# [WORKING DATA]
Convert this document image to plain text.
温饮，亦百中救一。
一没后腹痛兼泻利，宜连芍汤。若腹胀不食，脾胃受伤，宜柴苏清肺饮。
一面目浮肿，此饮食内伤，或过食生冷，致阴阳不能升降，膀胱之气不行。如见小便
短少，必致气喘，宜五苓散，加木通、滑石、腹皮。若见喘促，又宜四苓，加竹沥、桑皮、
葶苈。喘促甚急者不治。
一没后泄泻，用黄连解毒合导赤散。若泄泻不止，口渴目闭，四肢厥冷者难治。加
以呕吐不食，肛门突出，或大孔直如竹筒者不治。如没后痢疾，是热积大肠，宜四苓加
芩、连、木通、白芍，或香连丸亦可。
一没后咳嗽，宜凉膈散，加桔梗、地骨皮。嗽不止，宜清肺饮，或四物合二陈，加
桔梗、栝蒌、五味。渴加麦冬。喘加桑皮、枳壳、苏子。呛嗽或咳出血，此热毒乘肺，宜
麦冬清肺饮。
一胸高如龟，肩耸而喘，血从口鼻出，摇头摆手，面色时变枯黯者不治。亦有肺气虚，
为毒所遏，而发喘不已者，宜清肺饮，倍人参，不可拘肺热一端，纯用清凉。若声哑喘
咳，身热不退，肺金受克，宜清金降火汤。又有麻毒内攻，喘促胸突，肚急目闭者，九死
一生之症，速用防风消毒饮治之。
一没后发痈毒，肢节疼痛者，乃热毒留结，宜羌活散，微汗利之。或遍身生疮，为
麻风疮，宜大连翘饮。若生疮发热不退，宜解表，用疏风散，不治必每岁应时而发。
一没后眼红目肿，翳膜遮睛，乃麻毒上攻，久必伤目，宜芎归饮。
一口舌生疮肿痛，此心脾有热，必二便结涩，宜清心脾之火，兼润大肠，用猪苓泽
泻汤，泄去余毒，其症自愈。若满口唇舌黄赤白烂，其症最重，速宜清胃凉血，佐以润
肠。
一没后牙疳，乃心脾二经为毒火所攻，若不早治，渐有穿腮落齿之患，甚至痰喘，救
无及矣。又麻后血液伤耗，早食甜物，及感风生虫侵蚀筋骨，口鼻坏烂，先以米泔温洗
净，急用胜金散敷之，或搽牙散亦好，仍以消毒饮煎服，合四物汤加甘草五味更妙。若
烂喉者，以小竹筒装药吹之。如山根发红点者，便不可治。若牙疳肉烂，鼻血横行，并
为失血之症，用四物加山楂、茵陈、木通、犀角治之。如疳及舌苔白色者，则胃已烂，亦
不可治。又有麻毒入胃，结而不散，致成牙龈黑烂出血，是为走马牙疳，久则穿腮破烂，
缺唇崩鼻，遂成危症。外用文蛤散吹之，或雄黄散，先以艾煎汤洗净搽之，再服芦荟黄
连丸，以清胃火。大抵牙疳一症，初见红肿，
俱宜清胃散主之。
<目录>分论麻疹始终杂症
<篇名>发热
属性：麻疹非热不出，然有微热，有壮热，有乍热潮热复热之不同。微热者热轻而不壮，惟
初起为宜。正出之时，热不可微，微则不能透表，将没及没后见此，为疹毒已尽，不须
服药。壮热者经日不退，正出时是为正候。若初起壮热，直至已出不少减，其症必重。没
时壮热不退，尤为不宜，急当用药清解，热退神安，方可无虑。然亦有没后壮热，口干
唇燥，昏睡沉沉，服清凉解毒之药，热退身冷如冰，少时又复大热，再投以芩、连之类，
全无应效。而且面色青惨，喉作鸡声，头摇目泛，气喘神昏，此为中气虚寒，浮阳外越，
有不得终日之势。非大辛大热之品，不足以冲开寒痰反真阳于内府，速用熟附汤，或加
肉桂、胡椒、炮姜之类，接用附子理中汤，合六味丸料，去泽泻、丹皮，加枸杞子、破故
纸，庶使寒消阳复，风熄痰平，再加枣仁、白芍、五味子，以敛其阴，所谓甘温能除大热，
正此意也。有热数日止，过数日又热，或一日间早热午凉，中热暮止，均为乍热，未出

# [GOAL]
All of the entries above need to be reproduced exactly.

# [RESULT OF THE TASK]
Convert this document image to plain text.
温饮，亦百中救一。
一没后腹痛兼泻利，宜连芍汤。若腹胀不食，脾胃受伤，宜柴苏清肺饮。
一面目浮肿，此饮食内伤，或过食生冷，致阴阳不能升降，膀胱之气不行。如见小便
短少，必致气喘，宜五苓散，加木通、滑石、腹皮。若见喘促，又宜四苓，加竹沥、桑皮、
葶苈。喘促甚急者不治。
一没后泄泻，用黄连解毒合导赤散。若泄泻不止，口渴目闭，四肢厥冷者难治。加
以呕吐不食，肛门突出，或大孔直如竹筒者不治。如没后痢疾，是热积大肠，宜四苓加
芩、连、木通、白芍，或香连丸亦可。
一没后咳嗽，宜凉膈散，加桔梗、地骨皮。嗽不止，宜清肺饮，或四物合二陈，加
桔梗、栝蒌、五味。渴加麦冬。喘加桑皮、枳壳、苏子。呛嗽或咳出血，此热毒乘肺，宜
麦冬清肺饮。
一胸高如龟，肩耸而喘，血从口鼻出，摇头摆手，面色时变枯黯者不治。亦有肺气虚，
为毒所遏，而发喘不已者，宜清肺饮，倍人参，不可拘肺热一端，纯用清凉。若声哑喘
咳，身热不退，肺金受克，宜清金降火汤。又有麻毒内攻，喘促胸突，肚急目闭者，九死
一生之症，速用防风消毒饮治之。
一没后发痈毒，肢节疼痛者，乃热毒留结，宜羌活散，微汗利之。或遍身生疮，为
麻风疮，宜大连翘饮。若生疮发热不退，宜解表，用疏风散，不治必每岁应时而发。
一没后眼红目肿，翳膜遮睛，乃麻毒上攻，久必伤目，宜芎归饮。
一口舌生疮肿痛，此心脾有热，必二便结涩，宜清心脾之火，兼润大肠，用猪苓泽
泻汤，泄去余毒，其症自愈。若满口唇舌黄赤白烂，其症最重，速宜清胃凉血，佐以润
肠。
一没后牙疳，乃心脾二经为毒火所攻，若不早治，渐有穿腮落齿之患，甚至痰喘，救
无及矣。又麻后血液伤耗，早食甜物，及感风生虫侵蚀筋骨，口鼻坏烂，先以米泔温洗
净，急用胜金散敷之，或搽牙散亦好，仍以消毒饮煎服，合四物汤加甘草五味更妙。若
烂喉者，以小竹筒装药吹之。如山根发红点者，便不可治。若牙疳肉烂，鼻血横行，并
为失血之症，用四物加山楂、茵陈、木通、犀角治之。如疳及舌苔白色者，则胃已烂，亦
不可治。又有麻毒入胃，结而不散，致成牙龈黑烂出血，是为走马牙疳，久则穿腮破烂，
缺唇崩鼻，遂成危症。外用文蛤散吹之，或雄黄散，先以艾煎汤洗净搽之，再服芦荟黄
连丸，以清胃火。大抵牙疳一症，初见红肿，
俱宜清胃散主之。
<目录>分论麻疹始终杂症
<篇名>发热
属性：麻疹非热不出，然有微热，有壮热，有乍热潮热复热之不同。微热者热轻而不壮，惟
初起为宜。正出之时，热不可微，微则不能透表，将没及没后见此，为疹毒已尽，不须
服药。壮热者经日不退，正出时是为正候。若初起壮热，直至已出不少减，其症必重。没
时壮热不退，尤为不宜，急当用药清解，热退神安，方可无虑。然亦有没后壮热，口干
唇燥，昏睡沉沉，服清凉解毒之药，热退身冷如冰，少时又复大热，再投以芩、连之类，
全无应效。而且面色青惨，喉作鸡声，头摇目泛，气喘神昏，此为中气虚寒，浮阳外越，
有不得终日之势。非大辛大热之品，不足以冲开寒痰反真阳于内府，速用熟附汤，或加
肉桂、胡椒、炮姜之类，接用附子理中汤，合六味丸料，去泽泻、丹皮，加枸杞子、破故
纸，庶使寒消阳复，风熄痰平，再加枣仁、白芍、五味子，以敛其阴，所谓甘温能除大热，
正此意也。有热数日止，过数日又热，或一日间早热午凉，中热暮止，均为乍热，未出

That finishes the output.